Exercise goal:
Could you write out the records below exactly as they appear, leaving out any pictures?

---------------

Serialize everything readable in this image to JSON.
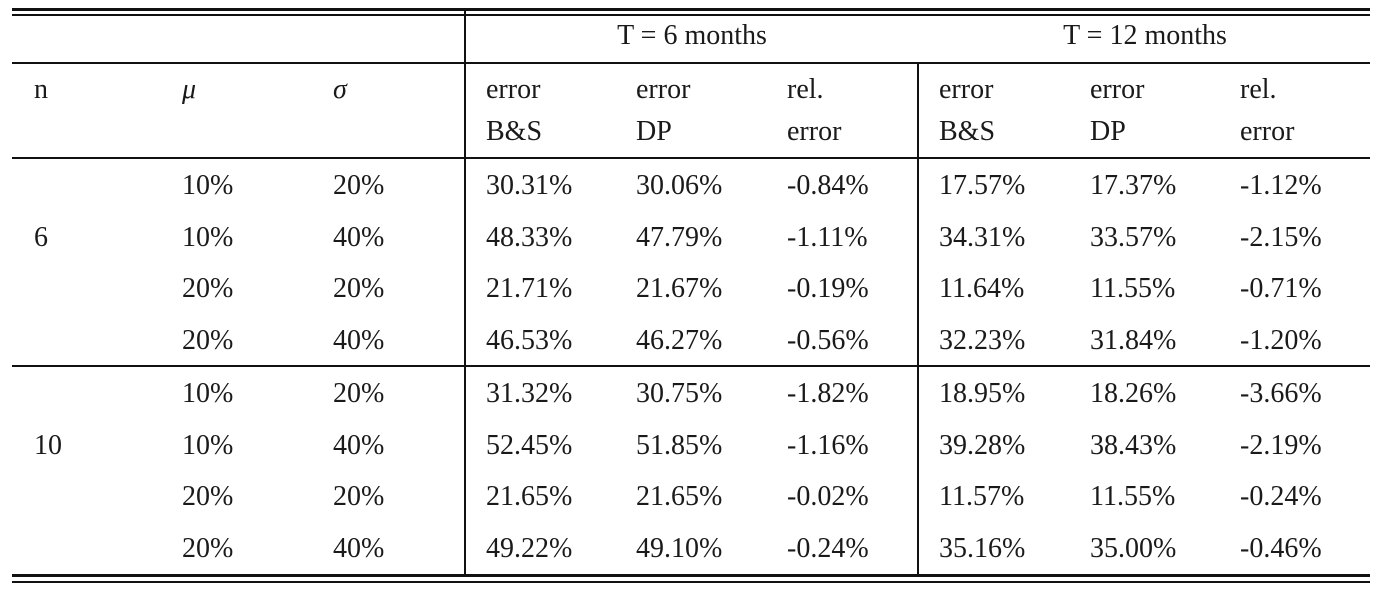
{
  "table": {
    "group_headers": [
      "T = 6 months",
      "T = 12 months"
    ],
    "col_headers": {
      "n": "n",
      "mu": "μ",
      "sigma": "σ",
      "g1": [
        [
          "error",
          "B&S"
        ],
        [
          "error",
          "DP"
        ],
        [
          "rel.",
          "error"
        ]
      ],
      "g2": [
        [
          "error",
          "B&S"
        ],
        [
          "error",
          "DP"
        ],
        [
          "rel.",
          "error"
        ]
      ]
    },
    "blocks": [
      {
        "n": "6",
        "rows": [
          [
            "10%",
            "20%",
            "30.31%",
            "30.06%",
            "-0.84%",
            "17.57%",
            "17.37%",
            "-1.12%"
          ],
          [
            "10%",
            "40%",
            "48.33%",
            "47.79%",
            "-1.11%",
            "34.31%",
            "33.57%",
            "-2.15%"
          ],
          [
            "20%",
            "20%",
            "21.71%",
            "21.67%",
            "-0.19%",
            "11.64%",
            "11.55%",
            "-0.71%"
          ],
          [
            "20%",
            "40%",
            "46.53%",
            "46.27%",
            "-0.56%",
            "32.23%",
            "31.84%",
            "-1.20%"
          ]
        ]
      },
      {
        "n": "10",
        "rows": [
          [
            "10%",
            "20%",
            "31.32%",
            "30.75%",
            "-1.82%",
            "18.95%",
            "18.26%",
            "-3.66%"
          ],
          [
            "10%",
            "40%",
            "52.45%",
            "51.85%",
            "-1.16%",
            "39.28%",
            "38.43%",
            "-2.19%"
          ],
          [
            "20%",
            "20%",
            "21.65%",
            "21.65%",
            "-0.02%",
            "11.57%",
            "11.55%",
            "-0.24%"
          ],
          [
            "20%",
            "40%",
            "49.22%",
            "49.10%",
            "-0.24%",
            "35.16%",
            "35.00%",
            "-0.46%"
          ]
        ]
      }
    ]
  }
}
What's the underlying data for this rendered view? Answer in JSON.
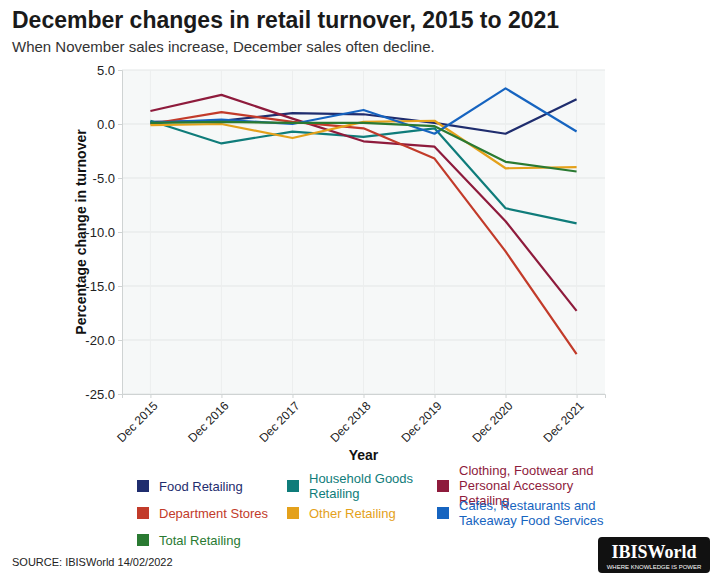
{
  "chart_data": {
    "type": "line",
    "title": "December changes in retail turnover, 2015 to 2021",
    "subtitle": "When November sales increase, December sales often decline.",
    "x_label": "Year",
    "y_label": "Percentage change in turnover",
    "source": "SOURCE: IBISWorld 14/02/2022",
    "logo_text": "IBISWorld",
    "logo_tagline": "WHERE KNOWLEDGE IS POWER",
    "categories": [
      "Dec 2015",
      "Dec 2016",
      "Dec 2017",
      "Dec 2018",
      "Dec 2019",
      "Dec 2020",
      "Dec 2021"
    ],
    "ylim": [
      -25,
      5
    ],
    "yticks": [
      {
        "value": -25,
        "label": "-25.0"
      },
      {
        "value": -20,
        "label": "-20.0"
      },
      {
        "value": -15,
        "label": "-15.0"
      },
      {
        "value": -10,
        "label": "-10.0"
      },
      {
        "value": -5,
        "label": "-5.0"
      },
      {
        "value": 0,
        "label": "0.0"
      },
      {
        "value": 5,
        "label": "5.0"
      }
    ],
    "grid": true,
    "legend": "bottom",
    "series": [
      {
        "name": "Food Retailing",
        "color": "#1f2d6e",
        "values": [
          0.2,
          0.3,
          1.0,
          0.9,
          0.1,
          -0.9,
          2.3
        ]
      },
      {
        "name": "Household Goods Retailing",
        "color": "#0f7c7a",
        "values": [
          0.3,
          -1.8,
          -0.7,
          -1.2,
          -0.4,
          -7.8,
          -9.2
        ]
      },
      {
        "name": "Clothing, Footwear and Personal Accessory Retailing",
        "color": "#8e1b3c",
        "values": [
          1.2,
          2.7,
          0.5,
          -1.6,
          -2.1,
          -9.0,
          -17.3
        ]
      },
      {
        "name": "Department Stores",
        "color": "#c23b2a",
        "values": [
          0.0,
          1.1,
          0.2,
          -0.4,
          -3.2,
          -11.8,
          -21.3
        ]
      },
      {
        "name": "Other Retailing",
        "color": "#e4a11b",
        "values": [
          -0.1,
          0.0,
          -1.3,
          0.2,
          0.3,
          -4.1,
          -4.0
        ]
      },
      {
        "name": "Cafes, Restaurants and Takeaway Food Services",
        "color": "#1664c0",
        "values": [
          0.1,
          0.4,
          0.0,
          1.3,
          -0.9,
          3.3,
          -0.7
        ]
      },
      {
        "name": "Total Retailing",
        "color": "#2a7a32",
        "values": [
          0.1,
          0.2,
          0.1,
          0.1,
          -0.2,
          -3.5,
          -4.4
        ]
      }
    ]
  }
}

---------------

Solution to the problem:
Serialize everything readable in this image to JSON.
{
  "table": {
    "group_headers": [
      "T = 6 months",
      "T = 12 months"
    ],
    "col_headers": {
      "n": "n",
      "mu": "μ",
      "sigma": "σ",
      "g1": [
        [
          "error",
          "B&S"
        ],
        [
          "error",
          "DP"
        ],
        [
          "rel.",
          "error"
        ]
      ],
      "g2": [
        [
          "error",
          "B&S"
        ],
        [
          "error",
          "DP"
        ],
        [
          "rel.",
          "error"
        ]
      ]
    },
    "blocks": [
      {
        "n": "6",
        "rows": [
          [
            "10%",
            "20%",
            "30.31%",
            "30.06%",
            "-0.84%",
            "17.57%",
            "17.37%",
            "-1.12%"
          ],
          [
            "10%",
            "40%",
            "48.33%",
            "47.79%",
            "-1.11%",
            "34.31%",
            "33.57%",
            "-2.15%"
          ],
          [
            "20%",
            "20%",
            "21.71%",
            "21.67%",
            "-0.19%",
            "11.64%",
            "11.55%",
            "-0.71%"
          ],
          [
            "20%",
            "40%",
            "46.53%",
            "46.27%",
            "-0.56%",
            "32.23%",
            "31.84%",
            "-1.20%"
          ]
        ]
      },
      {
        "n": "10",
        "rows": [
          [
            "10%",
            "20%",
            "31.32%",
            "30.75%",
            "-1.82%",
            "18.95%",
            "18.26%",
            "-3.66%"
          ],
          [
            "10%",
            "40%",
            "52.45%",
            "51.85%",
            "-1.16%",
            "39.28%",
            "38.43%",
            "-2.19%"
          ],
          [
            "20%",
            "20%",
            "21.65%",
            "21.65%",
            "-0.02%",
            "11.57%",
            "11.55%",
            "-0.24%"
          ],
          [
            "20%",
            "40%",
            "49.22%",
            "49.10%",
            "-0.24%",
            "35.16%",
            "35.00%",
            "-0.46%"
          ]
        ]
      }
    ]
  }
}
What's the underlying data for this rendered view? Answer in JSON.
{
  "chart_data": {
    "type": "line",
    "title": "December changes in retail turnover, 2015 to 2021",
    "subtitle": "When November sales increase, December sales often decline.",
    "x_label": "Year",
    "y_label": "Percentage change in turnover",
    "source": "SOURCE: IBISWorld 14/02/2022",
    "logo_text": "IBISWorld",
    "logo_tagline": "WHERE KNOWLEDGE IS POWER",
    "categories": [
      "Dec 2015",
      "Dec 2016",
      "Dec 2017",
      "Dec 2018",
      "Dec 2019",
      "Dec 2020",
      "Dec 2021"
    ],
    "ylim": [
      -25,
      5
    ],
    "yticks": [
      {
        "value": -25,
        "label": "-25.0"
      },
      {
        "value": -20,
        "label": "-20.0"
      },
      {
        "value": -15,
        "label": "-15.0"
      },
      {
        "value": -10,
        "label": "-10.0"
      },
      {
        "value": -5,
        "label": "-5.0"
      },
      {
        "value": 0,
        "label": "0.0"
      },
      {
        "value": 5,
        "label": "5.0"
      }
    ],
    "grid": true,
    "legend": "bottom",
    "series": [
      {
        "name": "Food Retailing",
        "color": "#1f2d6e",
        "values": [
          0.2,
          0.3,
          1.0,
          0.9,
          0.1,
          -0.9,
          2.3
        ]
      },
      {
        "name": "Household Goods Retailing",
        "color": "#0f7c7a",
        "values": [
          0.3,
          -1.8,
          -0.7,
          -1.2,
          -0.4,
          -7.8,
          -9.2
        ]
      },
      {
        "name": "Clothing, Footwear and Personal Accessory Retailing",
        "color": "#8e1b3c",
        "values": [
          1.2,
          2.7,
          0.5,
          -1.6,
          -2.1,
          -9.0,
          -17.3
        ]
      },
      {
        "name": "Department Stores",
        "color": "#c23b2a",
        "values": [
          0.0,
          1.1,
          0.2,
          -0.4,
          -3.2,
          -11.8,
          -21.3
        ]
      },
      {
        "name": "Other Retailing",
        "color": "#e4a11b",
        "values": [
          -0.1,
          0.0,
          -1.3,
          0.2,
          0.3,
          -4.1,
          -4.0
        ]
      },
      {
        "name": "Cafes, Restaurants and Takeaway Food Services",
        "color": "#1664c0",
        "values": [
          0.1,
          0.4,
          0.0,
          1.3,
          -0.9,
          3.3,
          -0.7
        ]
      },
      {
        "name": "Total Retailing",
        "color": "#2a7a32",
        "values": [
          0.1,
          0.2,
          0.1,
          0.1,
          -0.2,
          -3.5,
          -4.4
        ]
      }
    ]
  }
}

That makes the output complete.